[SUPPLIED INFORMATION]
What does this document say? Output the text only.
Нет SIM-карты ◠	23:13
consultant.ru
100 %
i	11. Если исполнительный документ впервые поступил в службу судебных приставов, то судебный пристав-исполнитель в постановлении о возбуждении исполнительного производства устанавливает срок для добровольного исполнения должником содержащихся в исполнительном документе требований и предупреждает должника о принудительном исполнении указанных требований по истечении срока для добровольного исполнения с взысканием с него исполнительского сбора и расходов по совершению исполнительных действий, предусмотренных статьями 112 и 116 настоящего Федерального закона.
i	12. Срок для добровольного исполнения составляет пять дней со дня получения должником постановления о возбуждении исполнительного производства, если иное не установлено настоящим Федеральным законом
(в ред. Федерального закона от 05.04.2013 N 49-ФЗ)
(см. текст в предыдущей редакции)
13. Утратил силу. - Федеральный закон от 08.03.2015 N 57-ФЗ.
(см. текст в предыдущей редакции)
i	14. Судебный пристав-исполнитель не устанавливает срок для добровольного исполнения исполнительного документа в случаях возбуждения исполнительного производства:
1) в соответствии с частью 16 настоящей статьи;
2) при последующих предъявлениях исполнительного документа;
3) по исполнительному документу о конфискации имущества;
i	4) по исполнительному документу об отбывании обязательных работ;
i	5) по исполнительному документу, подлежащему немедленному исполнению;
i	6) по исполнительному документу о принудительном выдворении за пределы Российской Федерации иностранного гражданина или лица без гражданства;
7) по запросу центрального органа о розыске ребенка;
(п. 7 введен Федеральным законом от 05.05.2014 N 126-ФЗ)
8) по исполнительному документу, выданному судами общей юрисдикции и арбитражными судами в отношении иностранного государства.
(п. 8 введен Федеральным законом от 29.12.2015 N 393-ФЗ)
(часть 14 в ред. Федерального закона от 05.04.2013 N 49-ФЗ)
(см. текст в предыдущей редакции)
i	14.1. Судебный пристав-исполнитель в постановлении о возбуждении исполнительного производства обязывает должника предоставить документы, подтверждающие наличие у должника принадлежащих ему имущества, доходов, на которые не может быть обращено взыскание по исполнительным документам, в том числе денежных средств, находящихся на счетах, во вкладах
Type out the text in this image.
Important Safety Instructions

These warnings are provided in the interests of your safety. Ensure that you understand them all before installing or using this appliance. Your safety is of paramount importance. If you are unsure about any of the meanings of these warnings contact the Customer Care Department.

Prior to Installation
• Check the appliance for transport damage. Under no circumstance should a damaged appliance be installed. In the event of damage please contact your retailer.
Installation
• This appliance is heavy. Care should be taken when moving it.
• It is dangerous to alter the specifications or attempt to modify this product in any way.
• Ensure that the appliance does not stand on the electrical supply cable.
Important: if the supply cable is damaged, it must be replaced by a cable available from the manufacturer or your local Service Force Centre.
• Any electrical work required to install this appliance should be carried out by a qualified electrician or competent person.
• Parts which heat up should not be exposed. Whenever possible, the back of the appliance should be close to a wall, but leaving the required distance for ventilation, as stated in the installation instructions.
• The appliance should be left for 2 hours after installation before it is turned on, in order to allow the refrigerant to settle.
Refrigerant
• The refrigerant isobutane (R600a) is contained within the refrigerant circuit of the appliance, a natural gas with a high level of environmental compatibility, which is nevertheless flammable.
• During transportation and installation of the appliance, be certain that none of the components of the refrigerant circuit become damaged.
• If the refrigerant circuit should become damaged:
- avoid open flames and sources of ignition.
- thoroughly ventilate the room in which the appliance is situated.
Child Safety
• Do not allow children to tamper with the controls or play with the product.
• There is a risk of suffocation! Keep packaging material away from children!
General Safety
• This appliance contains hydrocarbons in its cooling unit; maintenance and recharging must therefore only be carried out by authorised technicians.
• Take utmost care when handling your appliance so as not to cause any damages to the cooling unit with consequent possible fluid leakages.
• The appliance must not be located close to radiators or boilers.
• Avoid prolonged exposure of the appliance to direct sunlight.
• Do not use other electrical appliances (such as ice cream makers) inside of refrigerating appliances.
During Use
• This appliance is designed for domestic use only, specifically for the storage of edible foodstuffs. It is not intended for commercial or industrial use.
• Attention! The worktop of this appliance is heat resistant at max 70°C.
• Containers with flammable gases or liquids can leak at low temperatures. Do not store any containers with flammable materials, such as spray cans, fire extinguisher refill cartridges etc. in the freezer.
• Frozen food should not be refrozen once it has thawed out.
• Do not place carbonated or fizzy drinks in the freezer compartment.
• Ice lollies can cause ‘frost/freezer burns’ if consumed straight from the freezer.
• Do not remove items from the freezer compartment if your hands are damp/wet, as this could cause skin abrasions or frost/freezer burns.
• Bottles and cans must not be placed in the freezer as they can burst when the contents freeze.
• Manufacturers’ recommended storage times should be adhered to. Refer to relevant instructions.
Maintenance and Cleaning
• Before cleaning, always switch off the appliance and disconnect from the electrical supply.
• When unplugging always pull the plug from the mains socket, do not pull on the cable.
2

[WHAT IS REQUIRED]
Repeat every entry exactly, please.

[RESULT FOR THIS TASK]
What does this document say? Output the text only.
Нет SIM-карты ◠	23:13
consultant.ru
100 %
i	11. Если исполнительный документ впервые поступил в службу судебных приставов, то судебный пристав-исполнитель в постановлении о возбуждении исполнительного производства устанавливает срок для добровольного исполнения должником содержащихся в исполнительном документе требований и предупреждает должника о принудительном исполнении указанных требований по истечении срока для добровольного исполнения с взысканием с него исполнительского сбора и расходов по совершению исполнительных действий, предусмотренных статьями 112 и 116 настоящего Федерального закона.
i	12. Срок для добровольного исполнения составляет пять дней со дня получения должником постановления о возбуждении исполнительного производства, если иное не установлено настоящим Федеральным законом
(в ред. Федерального закона от 05.04.2013 N 49-ФЗ)
(см. текст в предыдущей редакции)
13. Утратил силу. - Федеральный закон от 08.03.2015 N 57-ФЗ.
(см. текст в предыдущей редакции)
i	14. Судебный пристав-исполнитель не устанавливает срок для добровольного исполнения исполнительного документа в случаях возбуждения исполнительного производства:
1) в соответствии с частью 16 настоящей статьи;
2) при последующих предъявлениях исполнительного документа;
3) по исполнительному документу о конфискации имущества;
i	4) по исполнительному документу об отбывании обязательных работ;
i	5) по исполнительному документу, подлежащему немедленному исполнению;
i	6) по исполнительному документу о принудительном выдворении за пределы Российской Федерации иностранного гражданина или лица без гражданства;
7) по запросу центрального органа о розыске ребенка;
(п. 7 введен Федеральным законом от 05.05.2014 N 126-ФЗ)
8) по исполнительному документу, выданному судами общей юрисдикции и арбитражными судами в отношении иностранного государства.
(п. 8 введен Федеральным законом от 29.12.2015 N 393-ФЗ)
(часть 14 в ред. Федерального закона от 05.04.2013 N 49-ФЗ)
(см. текст в предыдущей редакции)
i	14.1. Судебный пристав-исполнитель в постановлении о возбуждении исполнительного производства обязывает должника предоставить документы, подтверждающие наличие у должника принадлежащих ему имущества, доходов, на которые не может быть обращено взыскание по исполнительным документам, в том числе денежных средств, находящихся на счетах, во вкладах
Type out the text in this image.
Important Safety Instructions

These warnings are provided in the interests of your safety. Ensure that you understand them all before installing or using this appliance. Your safety is of paramount importance. If you are unsure about any of the meanings of these warnings contact the Customer Care Department.

Prior to Installation
• Check the appliance for transport damage. Under no circumstance should a damaged appliance be installed. In the event of damage please contact your retailer.
Installation
• This appliance is heavy. Care should be taken when moving it.
• It is dangerous to alter the specifications or attempt to modify this product in any way.
• Ensure that the appliance does not stand on the electrical supply cable.
Important: if the supply cable is damaged, it must be replaced by a cable available from the manufacturer or your local Service Force Centre.
• Any electrical work required to install this appliance should be carried out by a qualified electrician or competent person.
• Parts which heat up should not be exposed. Whenever possible, the back of the appliance should be close to a wall, but leaving the required distance for ventilation, as stated in the installation instructions.
• The appliance should be left for 2 hours after installation before it is turned on, in order to allow the refrigerant to settle.
Refrigerant
• The refrigerant isobutane (R600a) is contained within the refrigerant circuit of the appliance, a natural gas with a high level of environmental compatibility, which is nevertheless flammable.
• During transportation and installation of the appliance, be certain that none of the components of the refrigerant circuit become damaged.
• If the refrigerant circuit should become damaged:
- avoid open flames and sources of ignition.
- thoroughly ventilate the room in which the appliance is situated.
Child Safety
• Do not allow children to tamper with the controls or play with the product.
• There is a risk of suffocation! Keep packaging material away from children!
General Safety
• This appliance contains hydrocarbons in its cooling unit; maintenance and recharging must therefore only be carried out by authorised technicians.
• Take utmost care when handling your appliance so as not to cause any damages to the cooling unit with consequent possible fluid leakages.
• The appliance must not be located close to radiators or boilers.
• Avoid prolonged exposure of the appliance to direct sunlight.
• Do not use other electrical appliances (such as ice cream makers) inside of refrigerating appliances.
During Use
• This appliance is designed for domestic use only, specifically for the storage of edible foodstuffs. It is not intended for commercial or industrial use.
• Attention! The worktop of this appliance is heat resistant at max 70°C.
• Containers with flammable gases or liquids can leak at low temperatures. Do not store any containers with flammable materials, such as spray cans, fire extinguisher refill cartridges etc. in the freezer.
• Frozen food should not be refrozen once it has thawed out.
• Do not place carbonated or fizzy drinks in the freezer compartment.
• Ice lollies can cause ‘frost/freezer burns’ if consumed straight from the freezer.
• Do not remove items from the freezer compartment if your hands are damp/wet, as this could cause skin abrasions or frost/freezer burns.
• Bottles and cans must not be placed in the freezer as they can burst when the contents freeze.
• Manufacturers’ recommended storage times should be adhered to. Refer to relevant instructions.
Maintenance and Cleaning
• Before cleaning, always switch off the appliance and disconnect from the electrical supply.
• When unplugging always pull the plug from the mains socket, do not pull on the cable.
2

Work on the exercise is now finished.